What to work on.
Pull each line holding the word "Lackirer" from the data.
- - - - -
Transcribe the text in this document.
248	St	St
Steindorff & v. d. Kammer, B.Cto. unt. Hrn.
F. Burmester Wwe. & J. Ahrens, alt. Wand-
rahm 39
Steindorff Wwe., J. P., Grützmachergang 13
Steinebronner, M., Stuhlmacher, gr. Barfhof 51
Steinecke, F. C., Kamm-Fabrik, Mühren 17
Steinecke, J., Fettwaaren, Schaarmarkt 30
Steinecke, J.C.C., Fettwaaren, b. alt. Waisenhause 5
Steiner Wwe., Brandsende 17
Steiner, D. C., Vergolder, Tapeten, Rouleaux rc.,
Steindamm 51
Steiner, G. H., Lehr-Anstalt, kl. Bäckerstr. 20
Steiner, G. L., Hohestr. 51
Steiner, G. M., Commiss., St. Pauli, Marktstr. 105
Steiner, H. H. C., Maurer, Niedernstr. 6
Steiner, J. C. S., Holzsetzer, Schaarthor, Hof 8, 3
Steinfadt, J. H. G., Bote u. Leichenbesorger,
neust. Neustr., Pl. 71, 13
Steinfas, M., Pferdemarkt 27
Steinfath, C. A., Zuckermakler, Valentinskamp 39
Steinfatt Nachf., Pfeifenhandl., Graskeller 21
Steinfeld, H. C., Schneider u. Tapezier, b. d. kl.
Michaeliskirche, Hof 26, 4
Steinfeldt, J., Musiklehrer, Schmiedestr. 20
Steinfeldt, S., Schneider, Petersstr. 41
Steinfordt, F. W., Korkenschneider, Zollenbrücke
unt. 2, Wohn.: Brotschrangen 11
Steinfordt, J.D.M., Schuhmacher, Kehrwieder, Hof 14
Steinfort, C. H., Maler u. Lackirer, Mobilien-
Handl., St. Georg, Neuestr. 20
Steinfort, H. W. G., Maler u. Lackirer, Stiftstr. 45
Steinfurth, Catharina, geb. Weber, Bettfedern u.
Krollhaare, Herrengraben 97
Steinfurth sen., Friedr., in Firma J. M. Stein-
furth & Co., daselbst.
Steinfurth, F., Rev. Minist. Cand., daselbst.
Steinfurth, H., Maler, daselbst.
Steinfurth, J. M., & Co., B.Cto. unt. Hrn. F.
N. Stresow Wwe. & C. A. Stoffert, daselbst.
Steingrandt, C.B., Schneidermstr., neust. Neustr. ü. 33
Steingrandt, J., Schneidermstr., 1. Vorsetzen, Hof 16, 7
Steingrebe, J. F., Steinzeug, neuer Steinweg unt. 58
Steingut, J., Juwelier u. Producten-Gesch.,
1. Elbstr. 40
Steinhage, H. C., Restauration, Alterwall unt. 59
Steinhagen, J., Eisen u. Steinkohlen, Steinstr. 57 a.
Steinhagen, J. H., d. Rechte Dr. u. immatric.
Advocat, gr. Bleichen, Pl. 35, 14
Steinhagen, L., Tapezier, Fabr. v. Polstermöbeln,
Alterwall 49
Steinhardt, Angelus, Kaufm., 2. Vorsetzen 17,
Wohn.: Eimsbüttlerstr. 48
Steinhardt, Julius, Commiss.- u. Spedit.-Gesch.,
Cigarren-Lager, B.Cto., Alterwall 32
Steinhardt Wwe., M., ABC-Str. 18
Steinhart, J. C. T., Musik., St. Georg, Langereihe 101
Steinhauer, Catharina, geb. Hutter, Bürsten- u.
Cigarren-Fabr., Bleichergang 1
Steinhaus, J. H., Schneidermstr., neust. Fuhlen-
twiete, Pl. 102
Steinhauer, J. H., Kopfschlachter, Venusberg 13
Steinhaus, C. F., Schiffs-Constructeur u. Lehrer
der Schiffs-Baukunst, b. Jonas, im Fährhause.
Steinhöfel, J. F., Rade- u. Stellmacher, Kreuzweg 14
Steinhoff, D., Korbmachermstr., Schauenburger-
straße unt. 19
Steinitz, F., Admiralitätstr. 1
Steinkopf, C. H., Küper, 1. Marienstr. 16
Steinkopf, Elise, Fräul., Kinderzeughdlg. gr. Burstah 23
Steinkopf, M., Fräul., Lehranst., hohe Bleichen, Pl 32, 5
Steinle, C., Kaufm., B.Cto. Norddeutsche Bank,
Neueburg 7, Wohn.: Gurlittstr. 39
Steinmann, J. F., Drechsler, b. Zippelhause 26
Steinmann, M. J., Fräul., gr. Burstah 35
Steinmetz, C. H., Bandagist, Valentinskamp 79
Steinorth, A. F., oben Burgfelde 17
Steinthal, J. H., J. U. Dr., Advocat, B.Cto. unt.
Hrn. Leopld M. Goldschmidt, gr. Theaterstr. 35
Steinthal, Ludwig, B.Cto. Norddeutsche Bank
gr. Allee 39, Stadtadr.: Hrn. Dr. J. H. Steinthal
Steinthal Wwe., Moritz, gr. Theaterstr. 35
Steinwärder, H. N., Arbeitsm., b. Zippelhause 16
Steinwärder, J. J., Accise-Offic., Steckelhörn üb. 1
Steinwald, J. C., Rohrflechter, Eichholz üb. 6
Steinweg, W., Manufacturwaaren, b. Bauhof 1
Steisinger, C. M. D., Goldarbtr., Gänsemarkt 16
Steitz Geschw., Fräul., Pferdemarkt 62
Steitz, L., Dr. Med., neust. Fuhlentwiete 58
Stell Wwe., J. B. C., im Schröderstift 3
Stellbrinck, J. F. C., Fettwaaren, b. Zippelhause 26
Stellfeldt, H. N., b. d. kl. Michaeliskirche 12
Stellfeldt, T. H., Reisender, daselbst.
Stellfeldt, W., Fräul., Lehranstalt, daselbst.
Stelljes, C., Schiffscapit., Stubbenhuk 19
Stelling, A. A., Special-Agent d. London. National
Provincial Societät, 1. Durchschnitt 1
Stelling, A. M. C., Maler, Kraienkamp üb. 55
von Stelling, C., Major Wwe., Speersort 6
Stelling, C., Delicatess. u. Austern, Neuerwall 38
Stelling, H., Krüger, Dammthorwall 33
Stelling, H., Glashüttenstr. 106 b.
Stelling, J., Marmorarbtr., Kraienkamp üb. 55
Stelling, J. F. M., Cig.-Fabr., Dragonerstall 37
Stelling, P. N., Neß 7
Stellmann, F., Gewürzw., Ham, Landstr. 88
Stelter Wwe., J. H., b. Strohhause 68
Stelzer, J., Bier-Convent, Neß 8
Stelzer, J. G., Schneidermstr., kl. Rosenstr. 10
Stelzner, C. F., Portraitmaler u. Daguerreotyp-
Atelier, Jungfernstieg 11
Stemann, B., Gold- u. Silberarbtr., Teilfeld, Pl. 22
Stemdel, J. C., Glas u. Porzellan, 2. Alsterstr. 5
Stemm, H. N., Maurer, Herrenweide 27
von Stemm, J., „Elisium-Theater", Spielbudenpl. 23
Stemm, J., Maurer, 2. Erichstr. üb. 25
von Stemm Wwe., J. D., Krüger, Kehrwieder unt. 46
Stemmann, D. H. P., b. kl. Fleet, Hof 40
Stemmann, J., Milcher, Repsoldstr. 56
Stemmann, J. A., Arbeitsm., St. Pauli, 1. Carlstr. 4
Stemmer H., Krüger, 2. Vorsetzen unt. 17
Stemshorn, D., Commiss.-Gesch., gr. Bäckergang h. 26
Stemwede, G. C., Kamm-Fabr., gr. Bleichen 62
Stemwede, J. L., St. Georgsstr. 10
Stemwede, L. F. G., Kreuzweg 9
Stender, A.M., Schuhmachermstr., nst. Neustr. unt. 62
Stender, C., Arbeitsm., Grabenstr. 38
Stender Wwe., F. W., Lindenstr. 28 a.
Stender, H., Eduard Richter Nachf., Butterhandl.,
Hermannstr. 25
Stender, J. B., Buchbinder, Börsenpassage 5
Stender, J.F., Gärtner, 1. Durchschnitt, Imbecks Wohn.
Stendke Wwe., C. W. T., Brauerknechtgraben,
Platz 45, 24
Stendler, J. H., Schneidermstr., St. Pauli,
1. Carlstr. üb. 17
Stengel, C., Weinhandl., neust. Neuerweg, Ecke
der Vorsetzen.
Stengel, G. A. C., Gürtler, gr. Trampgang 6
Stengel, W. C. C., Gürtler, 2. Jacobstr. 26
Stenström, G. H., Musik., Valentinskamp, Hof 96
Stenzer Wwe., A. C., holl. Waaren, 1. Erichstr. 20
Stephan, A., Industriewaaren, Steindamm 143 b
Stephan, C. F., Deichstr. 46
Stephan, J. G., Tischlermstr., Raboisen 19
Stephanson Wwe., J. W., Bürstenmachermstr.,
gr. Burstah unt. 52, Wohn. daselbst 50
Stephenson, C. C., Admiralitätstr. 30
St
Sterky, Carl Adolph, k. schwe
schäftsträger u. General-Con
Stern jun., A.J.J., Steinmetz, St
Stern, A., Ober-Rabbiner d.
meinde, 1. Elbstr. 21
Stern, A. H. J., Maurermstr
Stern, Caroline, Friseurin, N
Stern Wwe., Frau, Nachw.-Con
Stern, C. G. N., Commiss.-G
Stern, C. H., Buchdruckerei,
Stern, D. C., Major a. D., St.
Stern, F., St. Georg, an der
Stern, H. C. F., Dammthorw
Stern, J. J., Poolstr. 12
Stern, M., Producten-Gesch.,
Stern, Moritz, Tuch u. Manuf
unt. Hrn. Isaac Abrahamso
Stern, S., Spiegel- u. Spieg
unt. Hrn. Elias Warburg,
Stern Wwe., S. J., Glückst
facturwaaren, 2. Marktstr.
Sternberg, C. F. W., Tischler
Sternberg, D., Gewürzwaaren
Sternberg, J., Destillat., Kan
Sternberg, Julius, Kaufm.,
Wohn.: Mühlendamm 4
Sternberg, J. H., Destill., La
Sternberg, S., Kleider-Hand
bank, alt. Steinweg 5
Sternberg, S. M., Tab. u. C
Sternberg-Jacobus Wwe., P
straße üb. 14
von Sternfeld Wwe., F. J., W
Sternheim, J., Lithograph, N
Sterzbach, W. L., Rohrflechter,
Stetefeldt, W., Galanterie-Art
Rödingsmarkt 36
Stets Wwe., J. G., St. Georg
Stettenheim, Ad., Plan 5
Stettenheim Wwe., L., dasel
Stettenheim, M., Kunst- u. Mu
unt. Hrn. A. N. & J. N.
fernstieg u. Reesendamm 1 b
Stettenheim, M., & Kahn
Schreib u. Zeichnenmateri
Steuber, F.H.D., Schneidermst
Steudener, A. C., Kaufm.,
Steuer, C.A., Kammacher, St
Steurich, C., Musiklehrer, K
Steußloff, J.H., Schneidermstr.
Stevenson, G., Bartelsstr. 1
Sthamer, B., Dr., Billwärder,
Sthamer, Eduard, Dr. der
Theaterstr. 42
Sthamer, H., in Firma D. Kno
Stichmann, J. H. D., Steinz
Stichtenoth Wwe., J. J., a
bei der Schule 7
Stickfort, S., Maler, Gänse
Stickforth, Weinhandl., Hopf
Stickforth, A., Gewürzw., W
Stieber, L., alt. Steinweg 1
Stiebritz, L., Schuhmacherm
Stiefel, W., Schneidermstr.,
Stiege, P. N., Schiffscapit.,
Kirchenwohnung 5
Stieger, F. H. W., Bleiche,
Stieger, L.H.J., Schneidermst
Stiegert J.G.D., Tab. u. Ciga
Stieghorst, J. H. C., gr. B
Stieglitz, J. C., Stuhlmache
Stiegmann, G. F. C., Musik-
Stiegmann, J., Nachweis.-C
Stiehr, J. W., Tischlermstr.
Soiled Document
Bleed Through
- - - - -
Written response.
Steinfort, C. H., Maler u. Lackirer, Mobilien-
Steinfort, H. W. G., Maler u. Lackirer, Stiftstr. 45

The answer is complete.